[Record list]
----------

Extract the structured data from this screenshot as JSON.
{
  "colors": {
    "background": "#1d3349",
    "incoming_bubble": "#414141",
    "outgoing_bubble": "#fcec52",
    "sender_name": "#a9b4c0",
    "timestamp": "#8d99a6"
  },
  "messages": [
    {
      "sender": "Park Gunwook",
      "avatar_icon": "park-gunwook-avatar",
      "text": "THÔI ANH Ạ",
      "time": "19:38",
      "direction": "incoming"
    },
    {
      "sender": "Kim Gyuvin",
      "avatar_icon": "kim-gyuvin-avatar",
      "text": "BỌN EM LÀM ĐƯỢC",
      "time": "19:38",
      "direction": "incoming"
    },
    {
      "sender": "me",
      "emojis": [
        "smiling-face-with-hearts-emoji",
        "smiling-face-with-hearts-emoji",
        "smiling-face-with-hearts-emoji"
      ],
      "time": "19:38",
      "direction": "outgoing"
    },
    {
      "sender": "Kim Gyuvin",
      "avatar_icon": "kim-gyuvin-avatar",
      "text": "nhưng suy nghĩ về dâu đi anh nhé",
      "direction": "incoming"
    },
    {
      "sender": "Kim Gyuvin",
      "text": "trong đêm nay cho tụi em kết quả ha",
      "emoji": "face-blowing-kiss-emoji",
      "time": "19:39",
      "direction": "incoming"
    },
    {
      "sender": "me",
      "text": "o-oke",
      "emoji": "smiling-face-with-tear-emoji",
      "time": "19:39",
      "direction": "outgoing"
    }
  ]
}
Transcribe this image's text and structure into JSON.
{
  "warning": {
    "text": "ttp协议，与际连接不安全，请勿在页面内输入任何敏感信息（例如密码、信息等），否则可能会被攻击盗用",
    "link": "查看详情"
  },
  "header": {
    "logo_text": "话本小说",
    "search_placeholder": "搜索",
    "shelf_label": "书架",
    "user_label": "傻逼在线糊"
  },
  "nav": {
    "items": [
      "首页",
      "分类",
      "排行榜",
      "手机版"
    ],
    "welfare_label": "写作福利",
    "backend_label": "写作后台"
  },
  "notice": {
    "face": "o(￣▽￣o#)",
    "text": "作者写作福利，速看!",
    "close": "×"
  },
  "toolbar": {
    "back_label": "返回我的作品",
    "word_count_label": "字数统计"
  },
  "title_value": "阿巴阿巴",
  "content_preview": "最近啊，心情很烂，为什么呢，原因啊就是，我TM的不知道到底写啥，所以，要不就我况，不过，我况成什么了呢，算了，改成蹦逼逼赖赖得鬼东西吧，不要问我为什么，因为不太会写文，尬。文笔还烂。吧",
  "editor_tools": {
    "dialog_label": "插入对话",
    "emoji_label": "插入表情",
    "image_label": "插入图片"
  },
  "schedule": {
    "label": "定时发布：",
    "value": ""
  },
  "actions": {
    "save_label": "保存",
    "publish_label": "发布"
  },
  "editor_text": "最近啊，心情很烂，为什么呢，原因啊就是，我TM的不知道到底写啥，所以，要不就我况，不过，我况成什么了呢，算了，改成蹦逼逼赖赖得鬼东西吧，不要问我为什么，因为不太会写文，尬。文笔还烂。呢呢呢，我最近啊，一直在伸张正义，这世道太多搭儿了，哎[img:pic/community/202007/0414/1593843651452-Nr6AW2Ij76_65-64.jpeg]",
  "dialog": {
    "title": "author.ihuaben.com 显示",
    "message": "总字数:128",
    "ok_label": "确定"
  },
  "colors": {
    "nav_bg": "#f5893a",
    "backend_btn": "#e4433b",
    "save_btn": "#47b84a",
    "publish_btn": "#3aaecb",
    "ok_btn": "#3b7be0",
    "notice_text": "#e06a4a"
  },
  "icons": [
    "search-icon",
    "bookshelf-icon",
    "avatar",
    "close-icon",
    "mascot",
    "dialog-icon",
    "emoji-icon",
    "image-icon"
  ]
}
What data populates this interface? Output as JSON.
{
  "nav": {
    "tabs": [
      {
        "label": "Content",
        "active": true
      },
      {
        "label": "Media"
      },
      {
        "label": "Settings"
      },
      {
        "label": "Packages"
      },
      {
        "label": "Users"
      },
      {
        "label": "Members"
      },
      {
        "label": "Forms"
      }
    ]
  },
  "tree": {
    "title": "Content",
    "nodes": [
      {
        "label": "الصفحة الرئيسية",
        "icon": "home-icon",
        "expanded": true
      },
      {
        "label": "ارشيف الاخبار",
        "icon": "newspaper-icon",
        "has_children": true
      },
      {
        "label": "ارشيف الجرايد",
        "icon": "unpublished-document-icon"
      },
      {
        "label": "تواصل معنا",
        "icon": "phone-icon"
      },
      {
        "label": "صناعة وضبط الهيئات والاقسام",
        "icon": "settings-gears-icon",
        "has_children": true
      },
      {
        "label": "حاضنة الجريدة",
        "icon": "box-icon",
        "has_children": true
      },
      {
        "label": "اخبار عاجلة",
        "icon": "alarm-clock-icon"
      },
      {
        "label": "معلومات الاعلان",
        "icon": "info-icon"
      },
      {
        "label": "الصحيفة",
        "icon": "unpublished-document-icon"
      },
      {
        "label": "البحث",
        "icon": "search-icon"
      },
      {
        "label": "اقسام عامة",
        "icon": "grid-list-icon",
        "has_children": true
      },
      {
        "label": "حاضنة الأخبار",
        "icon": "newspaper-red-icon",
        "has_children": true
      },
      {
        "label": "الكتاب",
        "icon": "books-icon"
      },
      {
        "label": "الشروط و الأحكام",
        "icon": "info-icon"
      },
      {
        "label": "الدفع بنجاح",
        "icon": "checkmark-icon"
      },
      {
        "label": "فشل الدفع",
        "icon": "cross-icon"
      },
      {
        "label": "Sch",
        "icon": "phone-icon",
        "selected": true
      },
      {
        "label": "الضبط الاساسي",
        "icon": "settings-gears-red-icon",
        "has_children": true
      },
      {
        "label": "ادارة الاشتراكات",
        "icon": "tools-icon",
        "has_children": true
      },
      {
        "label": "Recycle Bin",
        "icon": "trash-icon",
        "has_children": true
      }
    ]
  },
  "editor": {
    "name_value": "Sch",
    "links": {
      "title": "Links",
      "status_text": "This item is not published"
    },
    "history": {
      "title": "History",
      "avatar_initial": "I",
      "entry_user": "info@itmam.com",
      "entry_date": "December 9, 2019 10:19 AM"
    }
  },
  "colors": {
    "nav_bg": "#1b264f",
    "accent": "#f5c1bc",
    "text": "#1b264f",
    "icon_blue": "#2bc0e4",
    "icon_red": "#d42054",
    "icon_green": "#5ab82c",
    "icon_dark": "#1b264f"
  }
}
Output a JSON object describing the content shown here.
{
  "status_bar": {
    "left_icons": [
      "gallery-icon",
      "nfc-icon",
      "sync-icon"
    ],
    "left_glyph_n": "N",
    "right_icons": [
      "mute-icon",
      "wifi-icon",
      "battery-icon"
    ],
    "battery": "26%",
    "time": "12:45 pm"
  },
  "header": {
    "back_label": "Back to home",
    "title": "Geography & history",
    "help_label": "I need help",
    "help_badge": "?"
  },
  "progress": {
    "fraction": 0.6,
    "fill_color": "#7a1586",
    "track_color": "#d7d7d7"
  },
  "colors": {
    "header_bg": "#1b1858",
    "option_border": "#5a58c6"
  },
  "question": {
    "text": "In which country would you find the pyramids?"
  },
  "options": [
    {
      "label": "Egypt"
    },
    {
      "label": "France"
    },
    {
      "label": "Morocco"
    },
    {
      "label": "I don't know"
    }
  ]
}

----------

[Written task] Output the entries verbatim.

[Exercise result]
Extract the structured data from this screenshot as JSON.
{
  "colors": {
    "background": "#1d3349",
    "incoming_bubble": "#414141",
    "outgoing_bubble": "#fcec52",
    "sender_name": "#a9b4c0",
    "timestamp": "#8d99a6"
  },
  "messages": [
    {
      "sender": "Park Gunwook",
      "avatar_icon": "park-gunwook-avatar",
      "text": "THÔI ANH Ạ",
      "time": "19:38",
      "direction": "incoming"
    },
    {
      "sender": "Kim Gyuvin",
      "avatar_icon": "kim-gyuvin-avatar",
      "text": "BỌN EM LÀM ĐƯỢC",
      "time": "19:38",
      "direction": "incoming"
    },
    {
      "sender": "me",
      "emojis": [
        "smiling-face-with-hearts-emoji",
        "smiling-face-with-hearts-emoji",
        "smiling-face-with-hearts-emoji"
      ],
      "time": "19:38",
      "direction": "outgoing"
    },
    {
      "sender": "Kim Gyuvin",
      "avatar_icon": "kim-gyuvin-avatar",
      "text": "nhưng suy nghĩ về dâu đi anh nhé",
      "direction": "incoming"
    },
    {
      "sender": "Kim Gyuvin",
      "text": "trong đêm nay cho tụi em kết quả ha",
      "emoji": "face-blowing-kiss-emoji",
      "time": "19:39",
      "direction": "incoming"
    },
    {
      "sender": "me",
      "text": "o-oke",
      "emoji": "smiling-face-with-tear-emoji",
      "time": "19:39",
      "direction": "outgoing"
    }
  ]
}
Transcribe this image's text and structure into JSON.
{
  "warning": {
    "text": "ttp协议，与际连接不安全，请勿在页面内输入任何敏感信息（例如密码、信息等），否则可能会被攻击盗用",
    "link": "查看详情"
  },
  "header": {
    "logo_text": "话本小说",
    "search_placeholder": "搜索",
    "shelf_label": "书架",
    "user_label": "傻逼在线糊"
  },
  "nav": {
    "items": [
      "首页",
      "分类",
      "排行榜",
      "手机版"
    ],
    "welfare_label": "写作福利",
    "backend_label": "写作后台"
  },
  "notice": {
    "face": "o(￣▽￣o#)",
    "text": "作者写作福利，速看!",
    "close": "×"
  },
  "toolbar": {
    "back_label": "返回我的作品",
    "word_count_label": "字数统计"
  },
  "title_value": "阿巴阿巴",
  "content_preview": "最近啊，心情很烂，为什么呢，原因啊就是，我TM的不知道到底写啥，所以，要不就我况，不过，我况成什么了呢，算了，改成蹦逼逼赖赖得鬼东西吧，不要问我为什么，因为不太会写文，尬。文笔还烂。吧",
  "editor_tools": {
    "dialog_label": "插入对话",
    "emoji_label": "插入表情",
    "image_label": "插入图片"
  },
  "schedule": {
    "label": "定时发布：",
    "value": ""
  },
  "actions": {
    "save_label": "保存",
    "publish_label": "发布"
  },
  "editor_text": "最近啊，心情很烂，为什么呢，原因啊就是，我TM的不知道到底写啥，所以，要不就我况，不过，我况成什么了呢，算了，改成蹦逼逼赖赖得鬼东西吧，不要问我为什么，因为不太会写文，尬。文笔还烂。呢呢呢，我最近啊，一直在伸张正义，这世道太多搭儿了，哎[img:pic/community/202007/0414/1593843651452-Nr6AW2Ij76_65-64.jpeg]",
  "dialog": {
    "title": "author.ihuaben.com 显示",
    "message": "总字数:128",
    "ok_label": "确定"
  },
  "colors": {
    "nav_bg": "#f5893a",
    "backend_btn": "#e4433b",
    "save_btn": "#47b84a",
    "publish_btn": "#3aaecb",
    "ok_btn": "#3b7be0",
    "notice_text": "#e06a4a"
  },
  "icons": [
    "search-icon",
    "bookshelf-icon",
    "avatar",
    "close-icon",
    "mascot",
    "dialog-icon",
    "emoji-icon",
    "image-icon"
  ]
}
What data populates this interface? Output as JSON.
{
  "nav": {
    "tabs": [
      {
        "label": "Content",
        "active": true
      },
      {
        "label": "Media"
      },
      {
        "label": "Settings"
      },
      {
        "label": "Packages"
      },
      {
        "label": "Users"
      },
      {
        "label": "Members"
      },
      {
        "label": "Forms"
      }
    ]
  },
  "tree": {
    "title": "Content",
    "nodes": [
      {
        "label": "الصفحة الرئيسية",
        "icon": "home-icon",
        "expanded": true
      },
      {
        "label": "ارشيف الاخبار",
        "icon": "newspaper-icon",
        "has_children": true
      },
      {
        "label": "ارشيف الجرايد",
        "icon": "unpublished-document-icon"
      },
      {
        "label": "تواصل معنا",
        "icon": "phone-icon"
      },
      {
        "label": "صناعة وضبط الهيئات والاقسام",
        "icon": "settings-gears-icon",
        "has_children": true
      },
      {
        "label": "حاضنة الجريدة",
        "icon": "box-icon",
        "has_children": true
      },
      {
        "label": "اخبار عاجلة",
        "icon": "alarm-clock-icon"
      },
      {
        "label": "معلومات الاعلان",
        "icon": "info-icon"
      },
      {
        "label": "الصحيفة",
        "icon": "unpublished-document-icon"
      },
      {
        "label": "البحث",
        "icon": "search-icon"
      },
      {
        "label": "اقسام عامة",
        "icon": "grid-list-icon",
        "has_children": true
      },
      {
        "label": "حاضنة الأخبار",
        "icon": "newspaper-red-icon",
        "has_children": true
      },
      {
        "label": "الكتاب",
        "icon": "books-icon"
      },
      {
        "label": "الشروط و الأحكام",
        "icon": "info-icon"
      },
      {
        "label": "الدفع بنجاح",
        "icon": "checkmark-icon"
      },
      {
        "label": "فشل الدفع",
        "icon": "cross-icon"
      },
      {
        "label": "Sch",
        "icon": "phone-icon",
        "selected": true
      },
      {
        "label": "الضبط الاساسي",
        "icon": "settings-gears-red-icon",
        "has_children": true
      },
      {
        "label": "ادارة الاشتراكات",
        "icon": "tools-icon",
        "has_children": true
      },
      {
        "label": "Recycle Bin",
        "icon": "trash-icon",
        "has_children": true
      }
    ]
  },
  "editor": {
    "name_value": "Sch",
    "links": {
      "title": "Links",
      "status_text": "This item is not published"
    },
    "history": {
      "title": "History",
      "avatar_initial": "I",
      "entry_user": "info@itmam.com",
      "entry_date": "December 9, 2019 10:19 AM"
    }
  },
  "colors": {
    "nav_bg": "#1b264f",
    "accent": "#f5c1bc",
    "text": "#1b264f",
    "icon_blue": "#2bc0e4",
    "icon_red": "#d42054",
    "icon_green": "#5ab82c",
    "icon_dark": "#1b264f"
  }
}
Output a JSON object describing the content shown here.
{
  "status_bar": {
    "left_icons": [
      "gallery-icon",
      "nfc-icon",
      "sync-icon"
    ],
    "left_glyph_n": "N",
    "right_icons": [
      "mute-icon",
      "wifi-icon",
      "battery-icon"
    ],
    "battery": "26%",
    "time": "12:45 pm"
  },
  "header": {
    "back_label": "Back to home",
    "title": "Geography & history",
    "help_label": "I need help",
    "help_badge": "?"
  },
  "progress": {
    "fraction": 0.6,
    "fill_color": "#7a1586",
    "track_color": "#d7d7d7"
  },
  "colors": {
    "header_bg": "#1b1858",
    "option_border": "#5a58c6"
  },
  "question": {
    "text": "In which country would you find the pyramids?"
  },
  "options": [
    {
      "label": "Egypt"
    },
    {
      "label": "France"
    },
    {
      "label": "Morocco"
    },
    {
      "label": "I don't know"
    }
  ]
}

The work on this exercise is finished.